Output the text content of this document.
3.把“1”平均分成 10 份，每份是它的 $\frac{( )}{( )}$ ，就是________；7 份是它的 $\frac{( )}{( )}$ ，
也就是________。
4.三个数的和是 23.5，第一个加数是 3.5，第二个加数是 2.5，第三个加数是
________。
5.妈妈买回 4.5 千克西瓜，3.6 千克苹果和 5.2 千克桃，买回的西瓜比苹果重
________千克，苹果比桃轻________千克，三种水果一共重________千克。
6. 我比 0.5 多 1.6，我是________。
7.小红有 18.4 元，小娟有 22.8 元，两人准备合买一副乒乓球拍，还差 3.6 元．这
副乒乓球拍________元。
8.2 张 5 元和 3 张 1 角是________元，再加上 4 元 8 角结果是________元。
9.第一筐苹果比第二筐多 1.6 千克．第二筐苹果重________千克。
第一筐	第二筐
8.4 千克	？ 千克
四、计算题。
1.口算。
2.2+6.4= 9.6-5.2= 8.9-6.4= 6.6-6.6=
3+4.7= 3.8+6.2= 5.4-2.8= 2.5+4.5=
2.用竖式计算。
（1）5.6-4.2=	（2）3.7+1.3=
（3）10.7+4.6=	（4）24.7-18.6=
········
• Goal of the exercise
Repeat the entries above exactly, leaving nothing out.

• Answer to the problem
Output the text content of this document.
3.把“1”平均分成 10 份，每份是它的 $\frac{( )}{( )}$ ，就是________；7 份是它的 $\frac{( )}{( )}$ ，
也就是________。
4.三个数的和是 23.5，第一个加数是 3.5，第二个加数是 2.5，第三个加数是
________。
5.妈妈买回 4.5 千克西瓜，3.6 千克苹果和 5.2 千克桃，买回的西瓜比苹果重
________千克，苹果比桃轻________千克，三种水果一共重________千克。
6. 我比 0.5 多 1.6，我是________。
7.小红有 18.4 元，小娟有 22.8 元，两人准备合买一副乒乓球拍，还差 3.6 元．这
副乒乓球拍________元。
8.2 张 5 元和 3 张 1 角是________元，再加上 4 元 8 角结果是________元。
9.第一筐苹果比第二筐多 1.6 千克．第二筐苹果重________千克。
第一筐	第二筐
8.4 千克	？ 千克
四、计算题。
1.口算。
2.2+6.4= 9.6-5.2= 8.9-6.4= 6.6-6.6=
3+4.7= 3.8+6.2= 5.4-2.8= 2.5+4.5=
2.用竖式计算。
（1）5.6-4.2=	（2）3.7+1.3=
（3）10.7+4.6=	（4）24.7-18.6=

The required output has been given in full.